— Begin —

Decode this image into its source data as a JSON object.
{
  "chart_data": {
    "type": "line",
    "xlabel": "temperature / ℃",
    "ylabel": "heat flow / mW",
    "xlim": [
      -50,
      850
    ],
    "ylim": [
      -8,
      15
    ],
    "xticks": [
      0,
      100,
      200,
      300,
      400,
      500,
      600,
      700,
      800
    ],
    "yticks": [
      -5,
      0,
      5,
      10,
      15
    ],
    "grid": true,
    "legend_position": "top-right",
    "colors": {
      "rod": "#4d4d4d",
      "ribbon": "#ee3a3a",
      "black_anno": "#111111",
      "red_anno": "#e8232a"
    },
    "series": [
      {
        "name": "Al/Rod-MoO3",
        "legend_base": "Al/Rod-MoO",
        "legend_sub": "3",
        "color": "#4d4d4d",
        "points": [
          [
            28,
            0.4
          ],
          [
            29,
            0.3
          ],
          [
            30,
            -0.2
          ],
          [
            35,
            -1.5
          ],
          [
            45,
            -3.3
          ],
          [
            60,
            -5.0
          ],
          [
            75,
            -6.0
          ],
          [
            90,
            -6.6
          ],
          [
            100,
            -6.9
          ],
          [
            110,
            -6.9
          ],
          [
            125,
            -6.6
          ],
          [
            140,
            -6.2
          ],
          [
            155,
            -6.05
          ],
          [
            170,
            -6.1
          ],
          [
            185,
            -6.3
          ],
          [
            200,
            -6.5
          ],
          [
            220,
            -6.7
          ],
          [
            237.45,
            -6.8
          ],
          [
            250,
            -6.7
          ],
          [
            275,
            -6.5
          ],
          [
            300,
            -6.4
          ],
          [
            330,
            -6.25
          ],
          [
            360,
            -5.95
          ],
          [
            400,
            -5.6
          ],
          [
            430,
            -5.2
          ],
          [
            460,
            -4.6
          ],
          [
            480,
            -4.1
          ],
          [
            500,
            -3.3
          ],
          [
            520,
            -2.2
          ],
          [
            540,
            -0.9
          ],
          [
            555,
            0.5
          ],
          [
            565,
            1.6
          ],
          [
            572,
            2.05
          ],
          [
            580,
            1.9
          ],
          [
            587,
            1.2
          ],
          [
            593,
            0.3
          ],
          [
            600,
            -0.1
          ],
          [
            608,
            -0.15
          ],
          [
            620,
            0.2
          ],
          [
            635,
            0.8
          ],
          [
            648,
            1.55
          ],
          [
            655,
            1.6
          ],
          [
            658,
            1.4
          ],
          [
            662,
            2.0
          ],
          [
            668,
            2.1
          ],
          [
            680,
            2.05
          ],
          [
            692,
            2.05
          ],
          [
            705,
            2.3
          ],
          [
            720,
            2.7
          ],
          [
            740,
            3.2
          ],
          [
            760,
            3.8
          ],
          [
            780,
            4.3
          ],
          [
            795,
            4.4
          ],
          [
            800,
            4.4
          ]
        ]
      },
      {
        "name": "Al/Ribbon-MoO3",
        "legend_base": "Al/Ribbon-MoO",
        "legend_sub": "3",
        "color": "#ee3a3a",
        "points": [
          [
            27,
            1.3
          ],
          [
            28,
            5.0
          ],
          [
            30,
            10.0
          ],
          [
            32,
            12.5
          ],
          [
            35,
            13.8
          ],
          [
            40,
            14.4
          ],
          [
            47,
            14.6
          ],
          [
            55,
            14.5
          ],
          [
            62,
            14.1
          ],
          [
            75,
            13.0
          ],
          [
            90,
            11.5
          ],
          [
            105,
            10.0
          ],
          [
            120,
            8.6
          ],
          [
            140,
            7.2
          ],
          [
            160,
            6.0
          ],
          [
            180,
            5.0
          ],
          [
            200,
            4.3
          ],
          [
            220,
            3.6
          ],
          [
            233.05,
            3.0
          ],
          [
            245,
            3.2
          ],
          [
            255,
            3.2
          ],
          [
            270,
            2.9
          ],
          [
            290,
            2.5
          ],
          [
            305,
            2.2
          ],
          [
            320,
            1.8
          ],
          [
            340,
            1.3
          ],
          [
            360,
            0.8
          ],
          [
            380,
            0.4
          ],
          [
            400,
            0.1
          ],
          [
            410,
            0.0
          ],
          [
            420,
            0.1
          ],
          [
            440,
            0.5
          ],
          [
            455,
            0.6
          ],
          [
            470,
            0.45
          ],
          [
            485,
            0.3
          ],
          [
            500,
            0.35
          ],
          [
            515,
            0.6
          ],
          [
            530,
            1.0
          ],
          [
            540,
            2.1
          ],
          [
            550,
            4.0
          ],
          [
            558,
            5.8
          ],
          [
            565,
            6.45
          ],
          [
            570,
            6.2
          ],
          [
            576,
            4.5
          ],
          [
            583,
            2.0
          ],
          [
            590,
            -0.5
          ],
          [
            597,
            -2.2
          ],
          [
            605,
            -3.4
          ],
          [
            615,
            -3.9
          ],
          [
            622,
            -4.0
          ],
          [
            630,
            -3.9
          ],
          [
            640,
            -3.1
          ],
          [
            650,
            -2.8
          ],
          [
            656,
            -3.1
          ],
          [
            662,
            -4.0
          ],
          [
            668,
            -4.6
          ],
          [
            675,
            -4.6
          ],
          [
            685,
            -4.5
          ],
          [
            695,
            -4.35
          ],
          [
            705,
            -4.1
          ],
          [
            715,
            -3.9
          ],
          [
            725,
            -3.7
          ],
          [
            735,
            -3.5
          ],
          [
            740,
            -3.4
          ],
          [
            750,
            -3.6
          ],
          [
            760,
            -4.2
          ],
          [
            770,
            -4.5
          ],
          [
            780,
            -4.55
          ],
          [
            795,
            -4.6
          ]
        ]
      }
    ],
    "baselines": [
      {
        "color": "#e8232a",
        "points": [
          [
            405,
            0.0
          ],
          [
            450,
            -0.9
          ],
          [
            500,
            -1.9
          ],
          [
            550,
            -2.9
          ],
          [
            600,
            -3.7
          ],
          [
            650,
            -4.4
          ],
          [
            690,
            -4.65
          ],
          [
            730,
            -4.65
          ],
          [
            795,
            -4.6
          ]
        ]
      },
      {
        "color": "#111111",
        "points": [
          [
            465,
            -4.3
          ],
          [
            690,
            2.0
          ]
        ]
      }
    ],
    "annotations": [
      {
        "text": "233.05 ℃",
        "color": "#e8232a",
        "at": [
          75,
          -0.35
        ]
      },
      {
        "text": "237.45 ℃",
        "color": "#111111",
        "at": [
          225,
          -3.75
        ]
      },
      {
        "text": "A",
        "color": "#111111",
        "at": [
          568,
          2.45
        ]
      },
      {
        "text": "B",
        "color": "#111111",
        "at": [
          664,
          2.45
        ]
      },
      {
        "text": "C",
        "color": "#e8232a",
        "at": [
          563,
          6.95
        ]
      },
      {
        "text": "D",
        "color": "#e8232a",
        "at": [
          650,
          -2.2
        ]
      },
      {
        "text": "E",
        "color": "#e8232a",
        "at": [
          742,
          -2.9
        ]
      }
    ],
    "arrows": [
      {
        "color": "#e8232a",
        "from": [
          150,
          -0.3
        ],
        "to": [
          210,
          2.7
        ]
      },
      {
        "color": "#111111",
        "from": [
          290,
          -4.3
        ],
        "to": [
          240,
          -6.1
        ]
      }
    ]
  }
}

— End —

#### [Task directions]
Reproduce each line holding the word "text".

#### [Reply]
        "text": "233.05 ℃",
        "text": "237.45 ℃",
        "text": "A",
        "text": "B",
        "text": "C",
        "text": "D",
        "text": "E",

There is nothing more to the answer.